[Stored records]
·····
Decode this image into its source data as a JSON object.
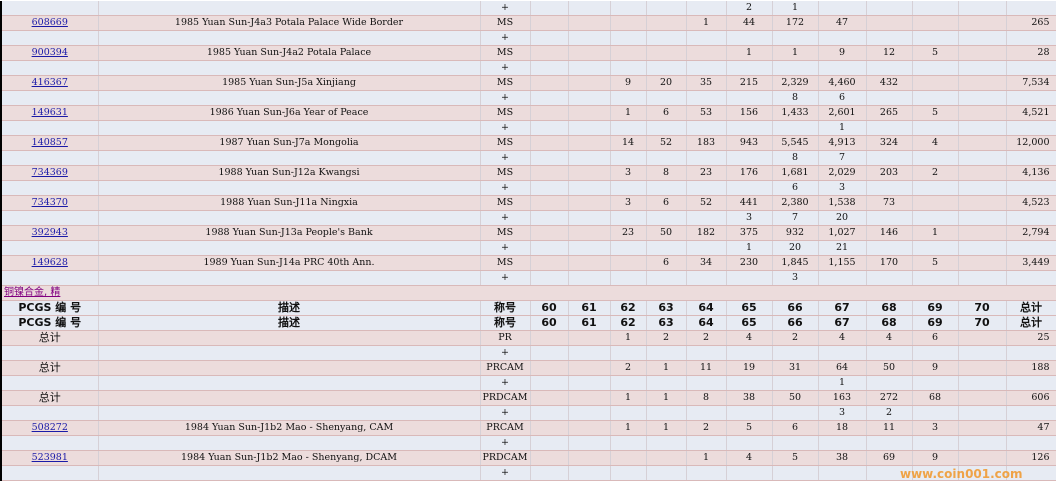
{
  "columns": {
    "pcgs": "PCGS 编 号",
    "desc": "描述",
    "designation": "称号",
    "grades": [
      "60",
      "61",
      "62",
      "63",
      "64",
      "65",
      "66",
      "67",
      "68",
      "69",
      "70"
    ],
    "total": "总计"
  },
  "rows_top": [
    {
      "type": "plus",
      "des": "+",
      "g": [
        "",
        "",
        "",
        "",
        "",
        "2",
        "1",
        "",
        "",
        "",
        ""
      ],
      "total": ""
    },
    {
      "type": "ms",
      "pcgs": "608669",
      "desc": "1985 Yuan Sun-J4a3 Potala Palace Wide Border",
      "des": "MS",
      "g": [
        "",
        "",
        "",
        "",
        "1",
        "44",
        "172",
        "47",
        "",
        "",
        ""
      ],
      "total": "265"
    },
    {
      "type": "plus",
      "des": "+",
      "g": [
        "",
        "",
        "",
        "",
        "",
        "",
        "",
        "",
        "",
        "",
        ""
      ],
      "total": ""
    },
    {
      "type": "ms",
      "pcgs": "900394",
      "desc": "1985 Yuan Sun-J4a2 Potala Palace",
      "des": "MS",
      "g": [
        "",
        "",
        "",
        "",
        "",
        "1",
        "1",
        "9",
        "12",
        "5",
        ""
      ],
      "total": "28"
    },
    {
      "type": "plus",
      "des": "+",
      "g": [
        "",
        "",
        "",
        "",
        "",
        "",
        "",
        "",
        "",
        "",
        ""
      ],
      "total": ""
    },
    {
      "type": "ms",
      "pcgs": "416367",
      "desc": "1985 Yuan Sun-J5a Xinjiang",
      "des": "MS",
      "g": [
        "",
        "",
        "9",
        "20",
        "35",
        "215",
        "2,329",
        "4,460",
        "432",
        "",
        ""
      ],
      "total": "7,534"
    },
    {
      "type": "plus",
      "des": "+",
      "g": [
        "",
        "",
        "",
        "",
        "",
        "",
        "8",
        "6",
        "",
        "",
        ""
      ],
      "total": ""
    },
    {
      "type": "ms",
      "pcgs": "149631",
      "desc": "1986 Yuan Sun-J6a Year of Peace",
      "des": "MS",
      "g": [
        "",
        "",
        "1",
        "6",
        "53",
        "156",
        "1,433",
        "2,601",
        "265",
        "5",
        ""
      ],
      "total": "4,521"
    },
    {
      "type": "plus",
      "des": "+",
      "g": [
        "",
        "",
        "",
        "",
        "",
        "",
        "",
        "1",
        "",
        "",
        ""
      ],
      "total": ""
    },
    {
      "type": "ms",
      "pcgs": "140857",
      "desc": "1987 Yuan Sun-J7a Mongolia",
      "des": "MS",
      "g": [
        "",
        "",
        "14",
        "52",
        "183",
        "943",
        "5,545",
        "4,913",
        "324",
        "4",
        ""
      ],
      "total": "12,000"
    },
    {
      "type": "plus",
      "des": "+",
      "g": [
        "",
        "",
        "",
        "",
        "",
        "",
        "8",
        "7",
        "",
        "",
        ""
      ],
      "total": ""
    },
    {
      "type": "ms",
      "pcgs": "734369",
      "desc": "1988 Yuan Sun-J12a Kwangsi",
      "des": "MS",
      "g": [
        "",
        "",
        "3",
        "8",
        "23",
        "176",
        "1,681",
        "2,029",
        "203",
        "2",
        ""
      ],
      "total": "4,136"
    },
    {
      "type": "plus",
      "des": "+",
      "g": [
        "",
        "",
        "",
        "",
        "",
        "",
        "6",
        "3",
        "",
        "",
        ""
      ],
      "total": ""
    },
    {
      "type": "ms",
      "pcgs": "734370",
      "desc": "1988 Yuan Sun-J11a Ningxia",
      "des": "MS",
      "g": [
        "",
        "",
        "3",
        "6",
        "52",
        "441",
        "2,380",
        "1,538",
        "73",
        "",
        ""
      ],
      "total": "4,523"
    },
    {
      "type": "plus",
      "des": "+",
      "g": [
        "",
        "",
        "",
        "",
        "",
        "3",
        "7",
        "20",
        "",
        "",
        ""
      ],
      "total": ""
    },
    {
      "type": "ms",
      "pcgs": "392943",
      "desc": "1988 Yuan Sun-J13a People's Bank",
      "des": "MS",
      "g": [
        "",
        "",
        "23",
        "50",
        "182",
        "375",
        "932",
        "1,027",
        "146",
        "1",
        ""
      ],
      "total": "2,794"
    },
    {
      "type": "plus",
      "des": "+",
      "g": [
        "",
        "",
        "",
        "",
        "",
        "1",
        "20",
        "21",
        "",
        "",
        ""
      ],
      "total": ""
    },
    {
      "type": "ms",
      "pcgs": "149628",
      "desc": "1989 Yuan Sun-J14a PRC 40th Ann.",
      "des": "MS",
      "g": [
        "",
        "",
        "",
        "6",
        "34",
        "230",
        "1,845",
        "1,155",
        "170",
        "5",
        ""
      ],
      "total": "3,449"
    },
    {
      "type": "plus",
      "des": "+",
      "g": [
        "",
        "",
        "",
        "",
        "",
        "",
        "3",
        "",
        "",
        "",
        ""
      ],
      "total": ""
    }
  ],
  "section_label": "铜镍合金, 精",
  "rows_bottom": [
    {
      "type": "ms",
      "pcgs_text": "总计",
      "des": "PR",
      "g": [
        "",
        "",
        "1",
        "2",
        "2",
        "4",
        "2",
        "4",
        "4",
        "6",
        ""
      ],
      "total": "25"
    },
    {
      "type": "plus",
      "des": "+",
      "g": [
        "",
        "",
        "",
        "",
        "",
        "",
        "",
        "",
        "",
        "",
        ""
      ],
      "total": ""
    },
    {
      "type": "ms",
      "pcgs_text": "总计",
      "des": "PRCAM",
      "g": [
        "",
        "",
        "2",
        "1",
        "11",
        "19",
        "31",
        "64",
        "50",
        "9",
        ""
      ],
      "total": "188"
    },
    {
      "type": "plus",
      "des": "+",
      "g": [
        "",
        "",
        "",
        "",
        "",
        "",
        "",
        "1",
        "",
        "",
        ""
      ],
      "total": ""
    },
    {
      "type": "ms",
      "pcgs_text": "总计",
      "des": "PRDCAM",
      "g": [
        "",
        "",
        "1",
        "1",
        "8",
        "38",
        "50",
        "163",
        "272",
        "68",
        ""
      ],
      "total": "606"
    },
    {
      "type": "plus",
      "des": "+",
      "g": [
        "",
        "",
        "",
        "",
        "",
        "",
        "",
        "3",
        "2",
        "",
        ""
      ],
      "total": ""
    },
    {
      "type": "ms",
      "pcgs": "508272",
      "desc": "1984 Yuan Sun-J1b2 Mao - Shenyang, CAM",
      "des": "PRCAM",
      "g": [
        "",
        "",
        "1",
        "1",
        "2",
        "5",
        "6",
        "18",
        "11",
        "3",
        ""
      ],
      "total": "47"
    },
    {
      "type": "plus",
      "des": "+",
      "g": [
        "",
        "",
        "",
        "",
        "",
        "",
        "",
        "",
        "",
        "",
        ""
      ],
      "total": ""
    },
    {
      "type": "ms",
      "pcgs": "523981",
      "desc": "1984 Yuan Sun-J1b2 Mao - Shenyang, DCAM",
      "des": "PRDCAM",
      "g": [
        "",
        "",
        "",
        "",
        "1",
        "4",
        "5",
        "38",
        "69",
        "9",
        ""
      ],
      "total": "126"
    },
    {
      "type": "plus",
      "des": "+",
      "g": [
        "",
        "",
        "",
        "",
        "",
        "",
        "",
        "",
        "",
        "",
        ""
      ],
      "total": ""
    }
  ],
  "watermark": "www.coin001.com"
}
·····
→ Stated goal: Print out the material word for word, omitting the pictures.

→ Response:
Decode this image into its source data as a JSON object.
{
  "columns": {
    "pcgs": "PCGS 编 号",
    "desc": "描述",
    "designation": "称号",
    "grades": [
      "60",
      "61",
      "62",
      "63",
      "64",
      "65",
      "66",
      "67",
      "68",
      "69",
      "70"
    ],
    "total": "总计"
  },
  "rows_top": [
    {
      "type": "plus",
      "des": "+",
      "g": [
        "",
        "",
        "",
        "",
        "",
        "2",
        "1",
        "",
        "",
        "",
        ""
      ],
      "total": ""
    },
    {
      "type": "ms",
      "pcgs": "608669",
      "desc": "1985 Yuan Sun-J4a3 Potala Palace Wide Border",
      "des": "MS",
      "g": [
        "",
        "",
        "",
        "",
        "1",
        "44",
        "172",
        "47",
        "",
        "",
        ""
      ],
      "total": "265"
    },
    {
      "type": "plus",
      "des": "+",
      "g": [
        "",
        "",
        "",
        "",
        "",
        "",
        "",
        "",
        "",
        "",
        ""
      ],
      "total": ""
    },
    {
      "type": "ms",
      "pcgs": "900394",
      "desc": "1985 Yuan Sun-J4a2 Potala Palace",
      "des": "MS",
      "g": [
        "",
        "",
        "",
        "",
        "",
        "1",
        "1",
        "9",
        "12",
        "5",
        ""
      ],
      "total": "28"
    },
    {
      "type": "plus",
      "des": "+",
      "g": [
        "",
        "",
        "",
        "",
        "",
        "",
        "",
        "",
        "",
        "",
        ""
      ],
      "total": ""
    },
    {
      "type": "ms",
      "pcgs": "416367",
      "desc": "1985 Yuan Sun-J5a Xinjiang",
      "des": "MS",
      "g": [
        "",
        "",
        "9",
        "20",
        "35",
        "215",
        "2,329",
        "4,460",
        "432",
        "",
        ""
      ],
      "total": "7,534"
    },
    {
      "type": "plus",
      "des": "+",
      "g": [
        "",
        "",
        "",
        "",
        "",
        "",
        "8",
        "6",
        "",
        "",
        ""
      ],
      "total": ""
    },
    {
      "type": "ms",
      "pcgs": "149631",
      "desc": "1986 Yuan Sun-J6a Year of Peace",
      "des": "MS",
      "g": [
        "",
        "",
        "1",
        "6",
        "53",
        "156",
        "1,433",
        "2,601",
        "265",
        "5",
        ""
      ],
      "total": "4,521"
    },
    {
      "type": "plus",
      "des": "+",
      "g": [
        "",
        "",
        "",
        "",
        "",
        "",
        "",
        "1",
        "",
        "",
        ""
      ],
      "total": ""
    },
    {
      "type": "ms",
      "pcgs": "140857",
      "desc": "1987 Yuan Sun-J7a Mongolia",
      "des": "MS",
      "g": [
        "",
        "",
        "14",
        "52",
        "183",
        "943",
        "5,545",
        "4,913",
        "324",
        "4",
        ""
      ],
      "total": "12,000"
    },
    {
      "type": "plus",
      "des": "+",
      "g": [
        "",
        "",
        "",
        "",
        "",
        "",
        "8",
        "7",
        "",
        "",
        ""
      ],
      "total": ""
    },
    {
      "type": "ms",
      "pcgs": "734369",
      "desc": "1988 Yuan Sun-J12a Kwangsi",
      "des": "MS",
      "g": [
        "",
        "",
        "3",
        "8",
        "23",
        "176",
        "1,681",
        "2,029",
        "203",
        "2",
        ""
      ],
      "total": "4,136"
    },
    {
      "type": "plus",
      "des": "+",
      "g": [
        "",
        "",
        "",
        "",
        "",
        "",
        "6",
        "3",
        "",
        "",
        ""
      ],
      "total": ""
    },
    {
      "type": "ms",
      "pcgs": "734370",
      "desc": "1988 Yuan Sun-J11a Ningxia",
      "des": "MS",
      "g": [
        "",
        "",
        "3",
        "6",
        "52",
        "441",
        "2,380",
        "1,538",
        "73",
        "",
        ""
      ],
      "total": "4,523"
    },
    {
      "type": "plus",
      "des": "+",
      "g": [
        "",
        "",
        "",
        "",
        "",
        "3",
        "7",
        "20",
        "",
        "",
        ""
      ],
      "total": ""
    },
    {
      "type": "ms",
      "pcgs": "392943",
      "desc": "1988 Yuan Sun-J13a People's Bank",
      "des": "MS",
      "g": [
        "",
        "",
        "23",
        "50",
        "182",
        "375",
        "932",
        "1,027",
        "146",
        "1",
        ""
      ],
      "total": "2,794"
    },
    {
      "type": "plus",
      "des": "+",
      "g": [
        "",
        "",
        "",
        "",
        "",
        "1",
        "20",
        "21",
        "",
        "",
        ""
      ],
      "total": ""
    },
    {
      "type": "ms",
      "pcgs": "149628",
      "desc": "1989 Yuan Sun-J14a PRC 40th Ann.",
      "des": "MS",
      "g": [
        "",
        "",
        "",
        "6",
        "34",
        "230",
        "1,845",
        "1,155",
        "170",
        "5",
        ""
      ],
      "total": "3,449"
    },
    {
      "type": "plus",
      "des": "+",
      "g": [
        "",
        "",
        "",
        "",
        "",
        "",
        "3",
        "",
        "",
        "",
        ""
      ],
      "total": ""
    }
  ],
  "section_label": "铜镍合金, 精",
  "rows_bottom": [
    {
      "type": "ms",
      "pcgs_text": "总计",
      "des": "PR",
      "g": [
        "",
        "",
        "1",
        "2",
        "2",
        "4",
        "2",
        "4",
        "4",
        "6",
        ""
      ],
      "total": "25"
    },
    {
      "type": "plus",
      "des": "+",
      "g": [
        "",
        "",
        "",
        "",
        "",
        "",
        "",
        "",
        "",
        "",
        ""
      ],
      "total": ""
    },
    {
      "type": "ms",
      "pcgs_text": "总计",
      "des": "PRCAM",
      "g": [
        "",
        "",
        "2",
        "1",
        "11",
        "19",
        "31",
        "64",
        "50",
        "9",
        ""
      ],
      "total": "188"
    },
    {
      "type": "plus",
      "des": "+",
      "g": [
        "",
        "",
        "",
        "",
        "",
        "",
        "",
        "1",
        "",
        "",
        ""
      ],
      "total": ""
    },
    {
      "type": "ms",
      "pcgs_text": "总计",
      "des": "PRDCAM",
      "g": [
        "",
        "",
        "1",
        "1",
        "8",
        "38",
        "50",
        "163",
        "272",
        "68",
        ""
      ],
      "total": "606"
    },
    {
      "type": "plus",
      "des": "+",
      "g": [
        "",
        "",
        "",
        "",
        "",
        "",
        "",
        "3",
        "2",
        "",
        ""
      ],
      "total": ""
    },
    {
      "type": "ms",
      "pcgs": "508272",
      "desc": "1984 Yuan Sun-J1b2 Mao - Shenyang, CAM",
      "des": "PRCAM",
      "g": [
        "",
        "",
        "1",
        "1",
        "2",
        "5",
        "6",
        "18",
        "11",
        "3",
        ""
      ],
      "total": "47"
    },
    {
      "type": "plus",
      "des": "+",
      "g": [
        "",
        "",
        "",
        "",
        "",
        "",
        "",
        "",
        "",
        "",
        ""
      ],
      "total": ""
    },
    {
      "type": "ms",
      "pcgs": "523981",
      "desc": "1984 Yuan Sun-J1b2 Mao - Shenyang, DCAM",
      "des": "PRDCAM",
      "g": [
        "",
        "",
        "",
        "",
        "1",
        "4",
        "5",
        "38",
        "69",
        "9",
        ""
      ],
      "total": "126"
    },
    {
      "type": "plus",
      "des": "+",
      "g": [
        "",
        "",
        "",
        "",
        "",
        "",
        "",
        "",
        "",
        "",
        ""
      ],
      "total": ""
    }
  ],
  "watermark": "www.coin001.com"
}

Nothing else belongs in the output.